[Stated task]: Report, as a bare number, how many lines hold "data".

::: Records provided :::

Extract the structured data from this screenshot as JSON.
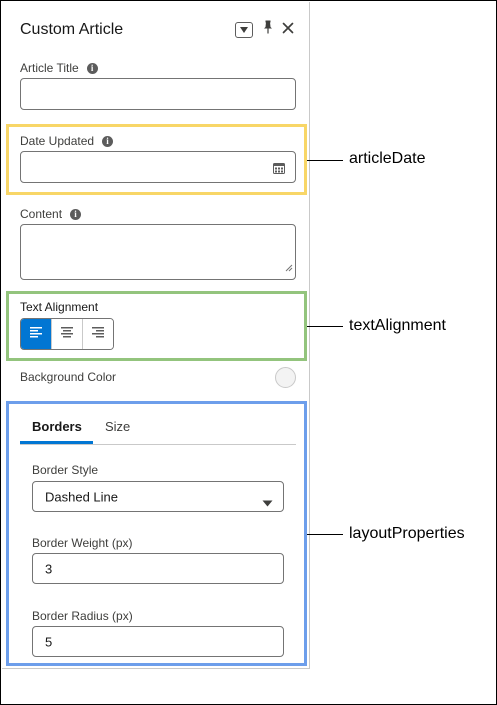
{
  "panel": {
    "title": "Custom Article",
    "header_icons": [
      "chevron-down-icon",
      "pin-icon",
      "close-icon"
    ]
  },
  "fields": {
    "article_title": {
      "label": "Article Title",
      "value": ""
    },
    "date_updated": {
      "label": "Date Updated",
      "value": ""
    },
    "content": {
      "label": "Content",
      "value": ""
    },
    "text_alignment": {
      "label": "Text Alignment",
      "options": [
        "align-left-icon",
        "align-center-icon",
        "align-right-icon"
      ],
      "selected": "align-left-icon"
    },
    "background_color": {
      "label": "Background Color"
    }
  },
  "layout_tabs": {
    "tabs": [
      "Borders",
      "Size"
    ],
    "active": "Borders",
    "border_style": {
      "label": "Border Style",
      "value": "Dashed Line"
    },
    "border_weight": {
      "label": "Border Weight (px)",
      "value": "3"
    },
    "border_radius": {
      "label": "Border Radius (px)",
      "value": "5"
    }
  },
  "annotations": [
    "articleDate",
    "textAlignment",
    "layoutProperties"
  ],
  "colors": {
    "accent_blue": "#0176d3",
    "highlight_yellow": "#f8d667",
    "highlight_green": "#93c47d",
    "highlight_blue": "#6d9eeb"
  }
}
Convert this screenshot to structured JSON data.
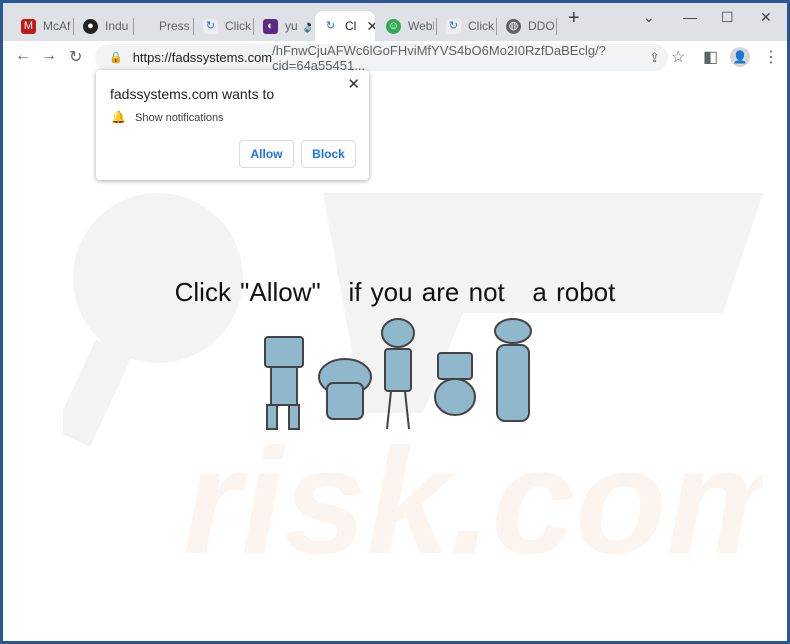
{
  "tabs": [
    {
      "label": "McAfee",
      "icon": "mcafee-icon",
      "color": "#c01818"
    },
    {
      "label": "Indu (",
      "icon": "film-reel-icon",
      "color": "#222"
    },
    {
      "label": "Press",
      "icon": "",
      "color": ""
    },
    {
      "label": "Click",
      "icon": "edge-refresh-icon",
      "color": "#2b6fd6"
    },
    {
      "label": "yu",
      "icon": "app-icon",
      "color": "#5b2a86"
    },
    {
      "label": "Cl",
      "icon": "edge-refresh-icon",
      "color": "#2b6fd6",
      "active": true
    },
    {
      "label": "WebD",
      "icon": "green-smiley-icon",
      "color": "#34a853"
    },
    {
      "label": "Click",
      "icon": "edge-refresh-icon",
      "color": "#2b6fd6"
    },
    {
      "label": "DDOS",
      "icon": "globe-icon",
      "color": "#5f6368"
    }
  ],
  "address": {
    "domain": "https://fadssystems.com",
    "path": "/hFnwCjuAFWc6lGoFHviMfYVS4bO6Mo2I0RzfDaBEclg/?cid=64a55451..."
  },
  "popup": {
    "title": "fadssystems.com wants to",
    "permission": "Show notifications",
    "allow": "Allow",
    "block": "Block"
  },
  "page": {
    "headline": "Click \"Allow\"   if you are not   a robot",
    "watermark": "risk.com"
  },
  "colors": {
    "accent": "#1a73e8",
    "frame": "#2b5797",
    "robot": "#8fb8cc"
  }
}
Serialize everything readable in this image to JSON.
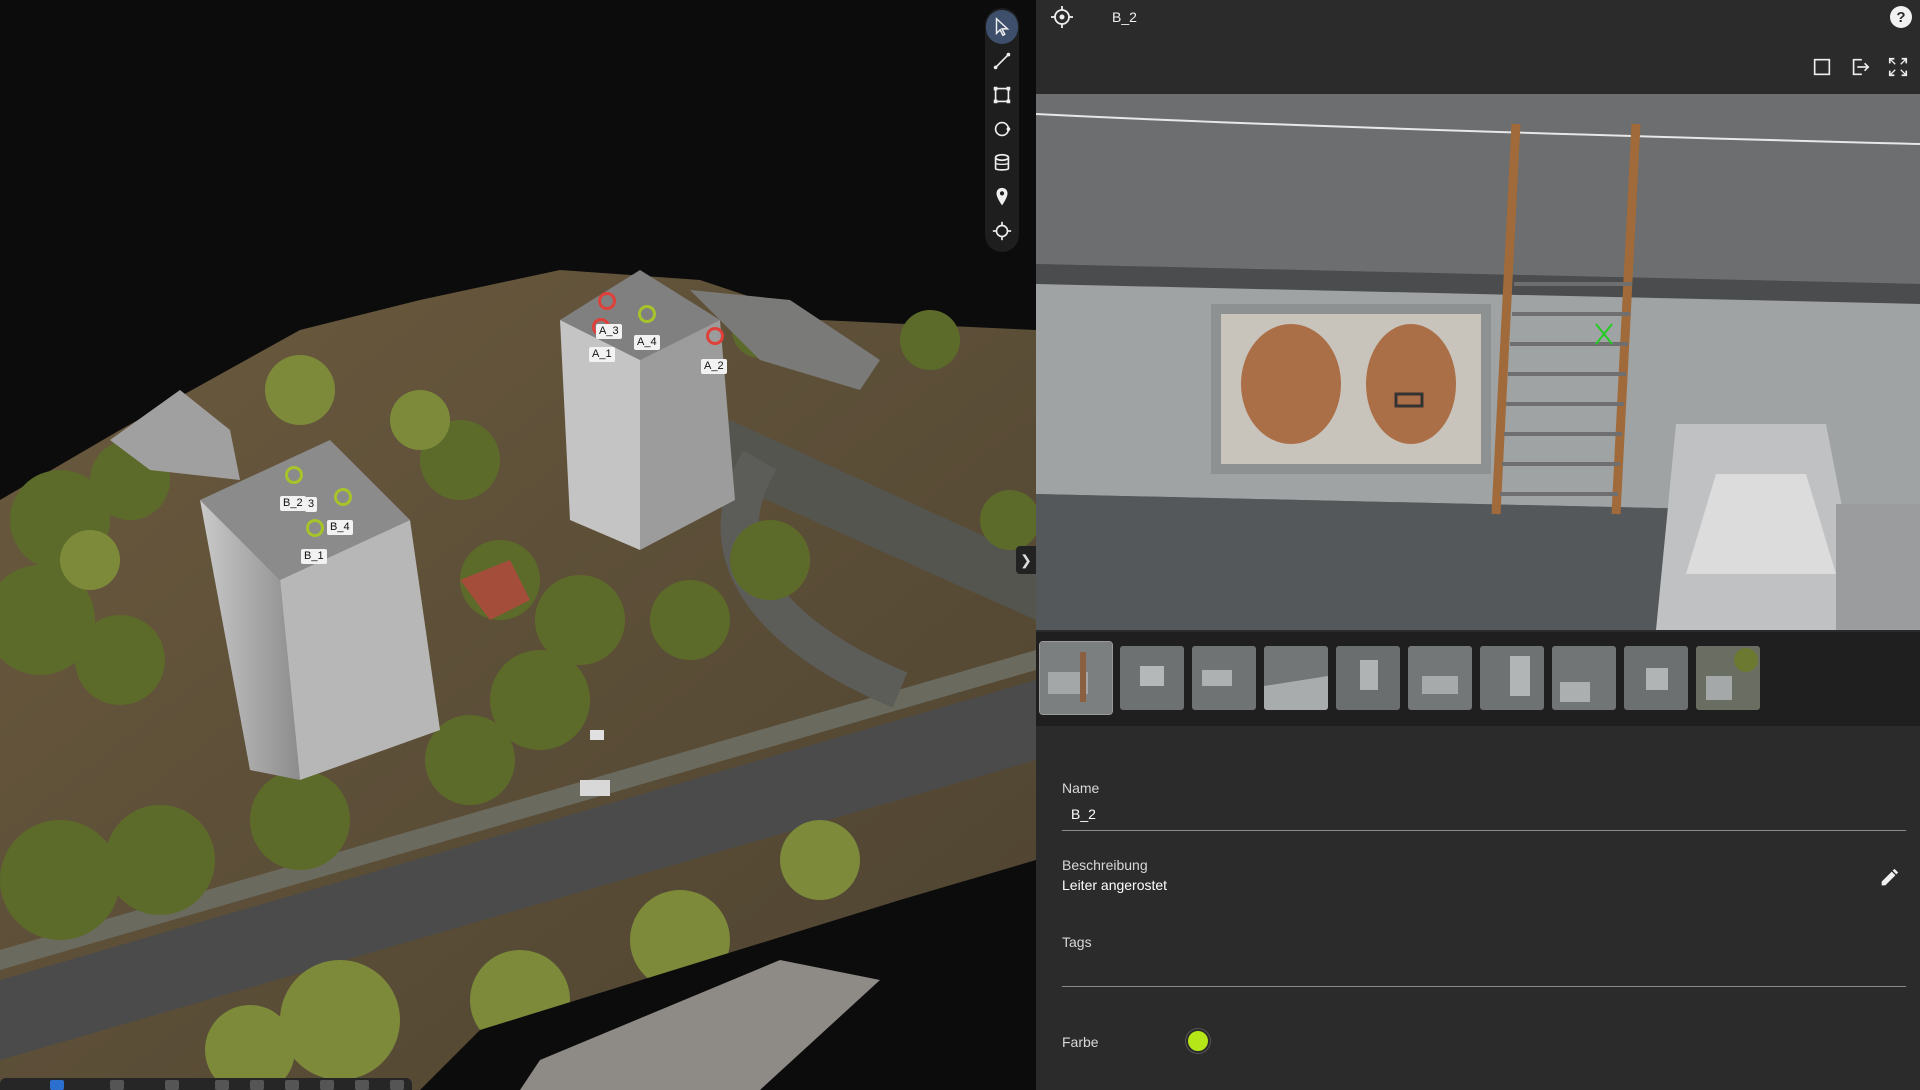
{
  "viewer": {
    "markers": {
      "b_group": [
        "B_2",
        "3",
        "B_4",
        "B_1"
      ],
      "a_group": [
        "A_3",
        "A_4",
        "A_1",
        "A_2"
      ]
    },
    "toolbar": [
      "select-tool",
      "measure-line-tool",
      "area-tool",
      "circle-tool",
      "volume-tool",
      "place-marker-tool",
      "point-tool"
    ]
  },
  "panel": {
    "header": {
      "title": "B_2",
      "help": "?"
    },
    "photo_toolbar": [
      "frame-icon",
      "export-icon",
      "fullscreen-icon"
    ],
    "thumbnails_count": 10,
    "selected_thumbnail": 1,
    "form": {
      "name_label": "Name",
      "name_value": "B_2",
      "description_label": "Beschreibung",
      "description_value": "Leiter angerostet",
      "tags_label": "Tags",
      "color_label": "Farbe",
      "color_value": "#b5e617"
    }
  },
  "colors": {
    "accent": "#3d4f6a",
    "panel_bg": "#2b2b2b",
    "marker_red": "#e0403a",
    "marker_green": "#a6c42a"
  }
}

:::

[Task solution]: 2